Exercise instructions: Report how many lines below contain the word "COLORSVIEW", and give only that number.

Data for this task:
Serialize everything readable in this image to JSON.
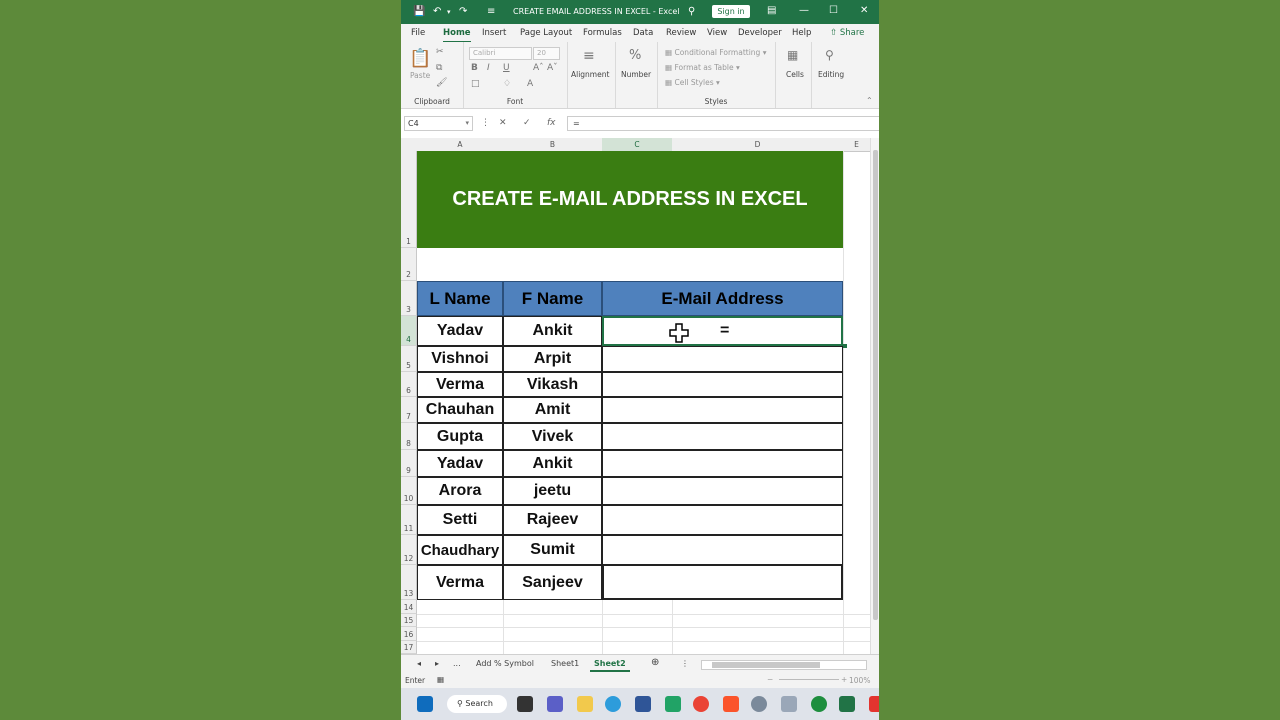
{
  "window": {
    "title": "CREATE EMAIL ADDRESS IN EXCEL  -  Excel",
    "sign_in": "Sign in"
  },
  "menu": {
    "tabs": [
      "File",
      "Home",
      "Insert",
      "Page Layout",
      "Formulas",
      "Data",
      "Review",
      "View",
      "Developer",
      "Help"
    ],
    "active": "Home",
    "share": "Share"
  },
  "ribbon": {
    "clipboard": {
      "label": "Clipboard",
      "paste": "Paste"
    },
    "font": {
      "label": "Font",
      "name": "Calibri",
      "size": "20"
    },
    "alignment": "Alignment",
    "number": "Number",
    "styles": {
      "label": "Styles",
      "conditional": "Conditional Formatting",
      "format_table": "Format as Table",
      "cell_styles": "Cell Styles"
    },
    "cells": "Cells",
    "editing": "Editing"
  },
  "formula_bar": {
    "name_box": "C4",
    "content": "="
  },
  "grid": {
    "columns": [
      "A",
      "B",
      "C",
      "D",
      "E"
    ],
    "selected_column": "C",
    "banner": "CREATE E-MAIL ADDRESS IN EXCEL",
    "headers": [
      "L Name",
      "F Name",
      "E-Mail Address"
    ],
    "rows": [
      {
        "last": "Yadav",
        "first": "Ankit"
      },
      {
        "last": "Vishnoi",
        "first": "Arpit"
      },
      {
        "last": "Verma",
        "first": "Vikash"
      },
      {
        "last": "Chauhan",
        "first": "Amit"
      },
      {
        "last": "Gupta",
        "first": "Vivek"
      },
      {
        "last": "Yadav",
        "first": "Ankit"
      },
      {
        "last": "Arora",
        "first": "jeetu"
      },
      {
        "last": "Setti",
        "first": "Rajeev"
      },
      {
        "last": "Chaudhary",
        "first": "Sumit"
      },
      {
        "last": "Verma",
        "first": "Sanjeev"
      }
    ],
    "active_value": "=",
    "row_numbers": [
      "1",
      "2",
      "3",
      "4",
      "5",
      "6",
      "7",
      "8",
      "9",
      "10",
      "11",
      "12",
      "13",
      "14",
      "15",
      "16",
      "17"
    ],
    "selected_row": "4"
  },
  "sheets": {
    "more": "...",
    "tabs": [
      "Add % Symbol",
      "Sheet1",
      "Sheet2"
    ],
    "active": "Sheet2"
  },
  "status": {
    "mode": "Enter",
    "zoom": "100%"
  },
  "taskbar": {
    "search": "Search"
  },
  "colors": {
    "excel_green": "#217346",
    "banner_green": "#3a7d12",
    "header_blue": "#4f81bd",
    "desktop": "#5d8a3a"
  }
}
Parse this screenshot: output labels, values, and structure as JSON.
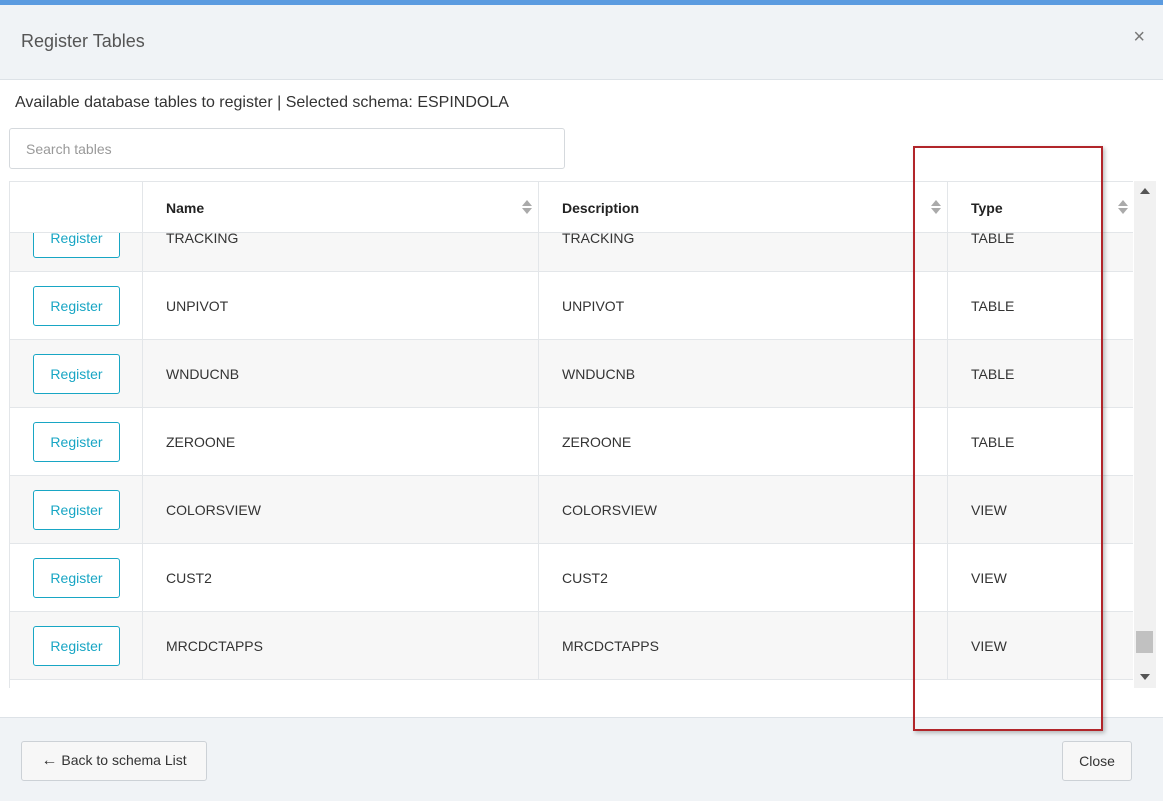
{
  "modal": {
    "title": "Register Tables",
    "close_glyph": "×",
    "subtitle": "Available database tables to register | Selected schema: ESPINDOLA"
  },
  "search": {
    "placeholder": "Search tables",
    "value": ""
  },
  "table": {
    "columns": [
      "",
      "Name",
      "Description",
      "Type"
    ],
    "register_label": "Register",
    "rows": [
      {
        "name": "TRACKING",
        "description": "TRACKING",
        "type": "TABLE"
      },
      {
        "name": "UNPIVOT",
        "description": "UNPIVOT",
        "type": "TABLE"
      },
      {
        "name": "WNDUCNB",
        "description": "WNDUCNB",
        "type": "TABLE"
      },
      {
        "name": "ZEROONE",
        "description": "ZEROONE",
        "type": "TABLE"
      },
      {
        "name": "COLORSVIEW",
        "description": "COLORSVIEW",
        "type": "VIEW"
      },
      {
        "name": "CUST2",
        "description": "CUST2",
        "type": "VIEW"
      },
      {
        "name": "MRCDCTAPPS",
        "description": "MRCDCTAPPS",
        "type": "VIEW"
      }
    ]
  },
  "footer": {
    "back_arrow": "←",
    "back_label": "Back to schema List",
    "close_label": "Close"
  },
  "colors": {
    "accent": "#18a6c4",
    "highlight_box": "#b1252a",
    "top_bar": "#5b9be0"
  },
  "icons": [
    "close-icon",
    "sort-icon",
    "arrow-left-icon",
    "scroll-up-icon",
    "scroll-down-icon"
  ]
}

Solution: 2